'''

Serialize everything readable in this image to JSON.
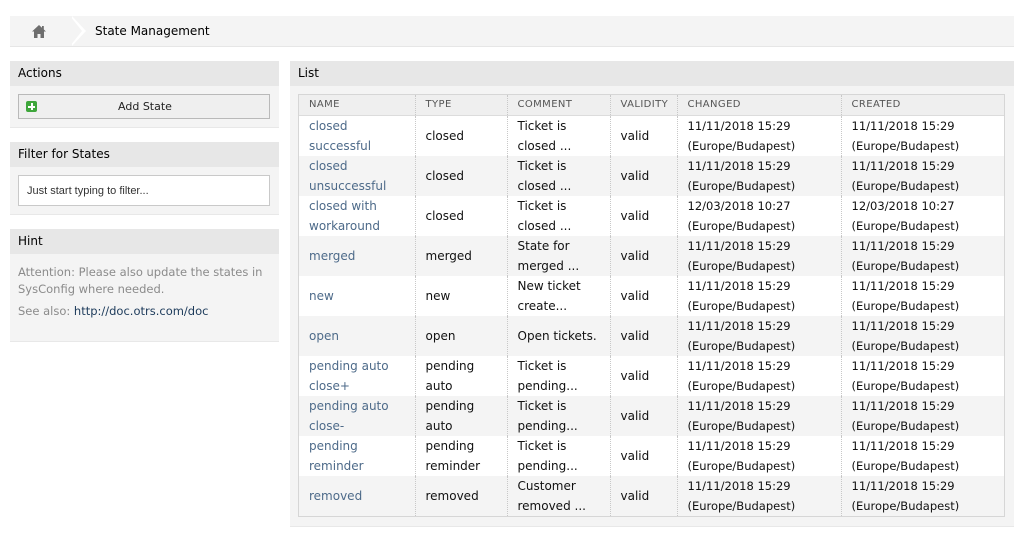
{
  "breadcrumb": {
    "home_icon": "home-icon",
    "current": "State Management"
  },
  "sidebar": {
    "actions": {
      "title": "Actions",
      "add_button_icon": "plus-square-icon",
      "add_button_label": "Add State"
    },
    "filter": {
      "title": "Filter for States",
      "placeholder": "Just start typing to filter..."
    },
    "hint": {
      "title": "Hint",
      "text": "Attention: Please also update the states in SysConfig where needed.",
      "see_also_label": "See also:",
      "see_also_link": "http://doc.otrs.com/doc"
    }
  },
  "list": {
    "title": "List",
    "columns": [
      "NAME",
      "TYPE",
      "COMMENT",
      "VALIDITY",
      "CHANGED",
      "CREATED"
    ],
    "rows": [
      {
        "name": "closed successful",
        "type": "closed",
        "comment": "Ticket is closed ...",
        "validity": "valid",
        "changed": "11/11/2018 15:29 (Europe/Budapest)",
        "created": "11/11/2018 15:29 (Europe/Budapest)"
      },
      {
        "name": "closed unsuccessful",
        "type": "closed",
        "comment": "Ticket is closed ...",
        "validity": "valid",
        "changed": "11/11/2018 15:29 (Europe/Budapest)",
        "created": "11/11/2018 15:29 (Europe/Budapest)"
      },
      {
        "name": "closed with workaround",
        "type": "closed",
        "comment": "Ticket is closed ...",
        "validity": "valid",
        "changed": "12/03/2018 10:27 (Europe/Budapest)",
        "created": "12/03/2018 10:27 (Europe/Budapest)"
      },
      {
        "name": "merged",
        "type": "merged",
        "comment": "State for merged ...",
        "validity": "valid",
        "changed": "11/11/2018 15:29 (Europe/Budapest)",
        "created": "11/11/2018 15:29 (Europe/Budapest)"
      },
      {
        "name": "new",
        "type": "new",
        "comment": "New ticket create...",
        "validity": "valid",
        "changed": "11/11/2018 15:29 (Europe/Budapest)",
        "created": "11/11/2018 15:29 (Europe/Budapest)"
      },
      {
        "name": "open",
        "type": "open",
        "comment": "Open tickets.",
        "validity": "valid",
        "changed": "11/11/2018 15:29 (Europe/Budapest)",
        "created": "11/11/2018 15:29 (Europe/Budapest)"
      },
      {
        "name": "pending auto close+",
        "type": "pending auto",
        "comment": "Ticket is pending...",
        "validity": "valid",
        "changed": "11/11/2018 15:29 (Europe/Budapest)",
        "created": "11/11/2018 15:29 (Europe/Budapest)"
      },
      {
        "name": "pending auto close-",
        "type": "pending auto",
        "comment": "Ticket is pending...",
        "validity": "valid",
        "changed": "11/11/2018 15:29 (Europe/Budapest)",
        "created": "11/11/2018 15:29 (Europe/Budapest)"
      },
      {
        "name": "pending reminder",
        "type": "pending reminder",
        "comment": "Ticket is pending...",
        "validity": "valid",
        "changed": "11/11/2018 15:29 (Europe/Budapest)",
        "created": "11/11/2018 15:29 (Europe/Budapest)"
      },
      {
        "name": "removed",
        "type": "removed",
        "comment": "Customer removed ...",
        "validity": "valid",
        "changed": "11/11/2018 15:29 (Europe/Budapest)",
        "created": "11/11/2018 15:29 (Europe/Budapest)"
      }
    ]
  },
  "colors": {
    "link": "#4d6a89",
    "add_icon": "#3ea63b",
    "panel_bg": "#f4f4f4",
    "header_bg": "#e7e7e7"
  }
}
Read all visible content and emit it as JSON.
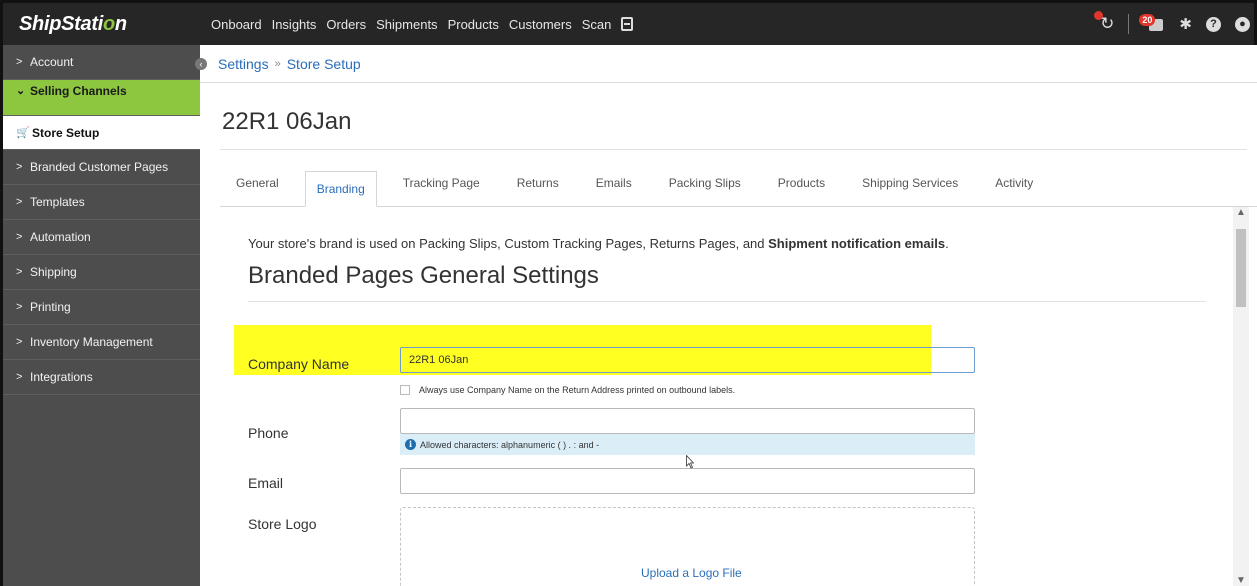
{
  "topbar": {
    "logo_main": "ShipStati",
    "logo_o": "o",
    "logo_n": "n",
    "nav": [
      "Onboard",
      "Insights",
      "Orders",
      "Shipments",
      "Products",
      "Customers",
      "Scan"
    ],
    "printer_badge": "20"
  },
  "sidebar": {
    "items": [
      {
        "label": "Account"
      },
      {
        "label": "Selling Channels"
      },
      {
        "label": "Store Setup"
      },
      {
        "label": "Branded Customer Pages"
      },
      {
        "label": "Templates"
      },
      {
        "label": "Automation"
      },
      {
        "label": "Shipping"
      },
      {
        "label": "Printing"
      },
      {
        "label": "Inventory Management"
      },
      {
        "label": "Integrations"
      }
    ]
  },
  "breadcrumb": {
    "root": "Settings",
    "separator": "»",
    "current": "Store Setup"
  },
  "page_title": "22R1 06Jan",
  "tabs": [
    "General",
    "Branding",
    "Tracking Page",
    "Returns",
    "Emails",
    "Packing Slips",
    "Products",
    "Shipping Services",
    "Activity"
  ],
  "active_tab": "Branding",
  "intro": {
    "text": "Your store's brand is used on Packing Slips, Custom Tracking Pages, Returns Pages, and ",
    "bold": "Shipment notification emails",
    "end": "."
  },
  "section_title": "Branded Pages General Settings",
  "form": {
    "company_label": "Company Name",
    "company_value": "22R1 06Jan",
    "checkbox_label": "Always use Company Name on the Return Address printed on outbound labels.",
    "phone_label": "Phone",
    "phone_value": "",
    "phone_hint": "Allowed characters: alphanumeric ( ) . : and -",
    "email_label": "Email",
    "email_value": "",
    "logo_label": "Store Logo",
    "upload_link": "Upload a Logo File"
  },
  "colors": {
    "accent_green": "#8dc63f",
    "link_blue": "#2a6ebb",
    "highlight": "#ffff22"
  }
}
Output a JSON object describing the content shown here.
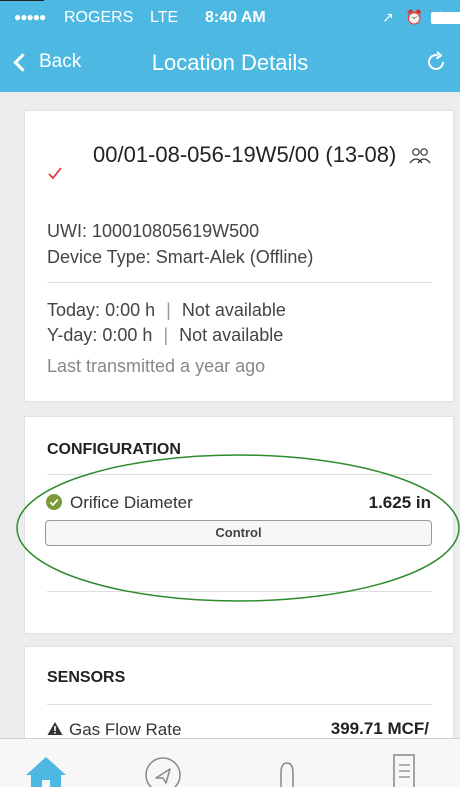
{
  "status_bar": {
    "signal": "●●●●●",
    "carrier": "ROGERS",
    "network": "LTE",
    "time": "8:40 AM",
    "right_icons": "↗ ⏰ ✱"
  },
  "nav": {
    "back_label": "Back",
    "title": "Location Details",
    "refresh_icon": "refresh-icon"
  },
  "location": {
    "name": "00/01-08-056-19W5/00 (13-08)",
    "uwi": "UWI: 100010805619W500",
    "device_type": "Device Type: Smart-Alek (Offline)",
    "today_label": "Today:",
    "today_hours": "0:00 h",
    "today_status": "Not available",
    "yday_label": "Y-day:",
    "yday_hours": "0:00 h",
    "yday_status": "Not available",
    "separator": "|",
    "last_transmitted": "Last transmitted a year ago"
  },
  "configuration": {
    "title": "CONFIGURATION",
    "items": [
      {
        "label": "Orifice Diameter",
        "value": "1.625 in",
        "status_icon": "check-circle-icon"
      }
    ],
    "control_label": "Control"
  },
  "sensors": {
    "title": "SENSORS",
    "items": [
      {
        "label": "Gas Flow Rate",
        "value": "399.71 MCF/",
        "status_icon": "warning-icon"
      }
    ]
  },
  "tabs": [
    {
      "name": "home",
      "icon": "home-icon",
      "active": true
    },
    {
      "name": "navigate",
      "icon": "navigation-icon",
      "active": false
    },
    {
      "name": "route",
      "icon": "route-icon",
      "active": false
    },
    {
      "name": "list",
      "icon": "list-icon",
      "active": false
    }
  ],
  "colors": {
    "accent": "#4db8e2",
    "check_red": "#e0393e",
    "ok_green": "#7a9a3a",
    "highlight_green": "#2e8b2e"
  }
}
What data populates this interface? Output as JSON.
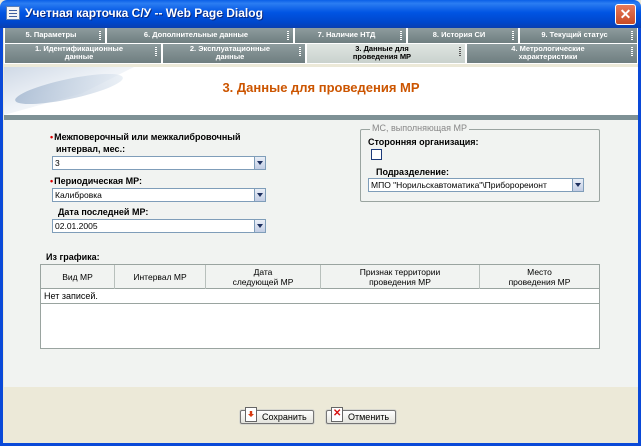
{
  "window": {
    "title": "Учетная карточка С/У -- Web Page Dialog",
    "close_label": "✕"
  },
  "tabs_top": [
    {
      "label": "5. Параметры"
    },
    {
      "label": "6. Дополнительные данные"
    },
    {
      "label": "7. Наличие НТД"
    },
    {
      "label": "8. История СИ"
    },
    {
      "label": "9. Текущий статус"
    }
  ],
  "tabs_bottom": [
    {
      "line1": "1. Идентификационные",
      "line2": "данные"
    },
    {
      "line1": "2. Эксплуатационные",
      "line2": "данные"
    },
    {
      "line1": "3. Данные для",
      "line2": "проведения МР"
    },
    {
      "line1": "4. Метрологические",
      "line2": "характеристики"
    }
  ],
  "page_heading": "3. Данные для проведения МР",
  "form": {
    "interval_label_1": "Межповерочный или межкалибровочный",
    "interval_label_2": "интервал, мес.:",
    "interval_value": "3",
    "periodic_label": "Периодическая МР:",
    "periodic_value": "Калибровка",
    "last_date_label": "Дата последней МР:",
    "last_date_value": "02.01.2005",
    "required_mark": "•"
  },
  "ms_group": {
    "legend": "МС, выполняющая МР",
    "third_party_label": "Сторонняя организация:",
    "third_party_checked": false,
    "division_label": "Подразделение:",
    "division_value": "МПО \"Норильскавтоматика\"\\Приборореионт"
  },
  "schedule": {
    "label": "Из графика:",
    "columns": [
      {
        "line1": "Вид МР",
        "line2": ""
      },
      {
        "line1": "Интервал МР",
        "line2": ""
      },
      {
        "line1": "Дата",
        "line2": "следующей МР"
      },
      {
        "line1": "Признак территории",
        "line2": "проведения МР"
      },
      {
        "line1": "Место",
        "line2": "проведения МР"
      }
    ],
    "empty_text": "Нет записей."
  },
  "buttons": {
    "save": "Сохранить",
    "cancel": "Отменить"
  }
}
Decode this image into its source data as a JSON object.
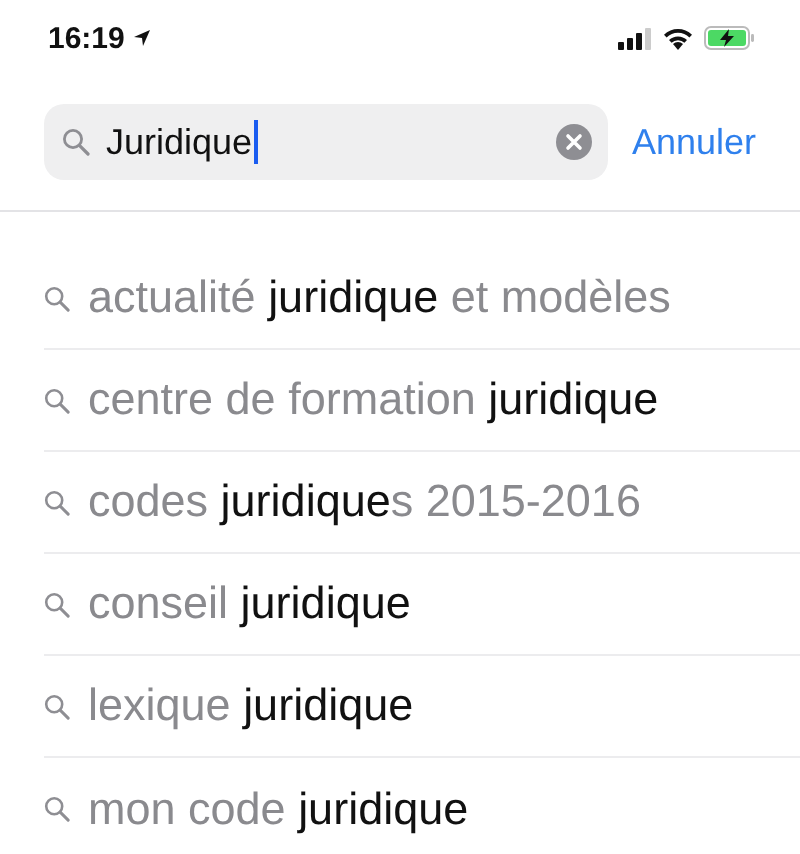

'''

- _What needs to be done_
How many lines in the listing above contain the string "Дата"? Answer with the number only.

- _Reply to the exercise_
2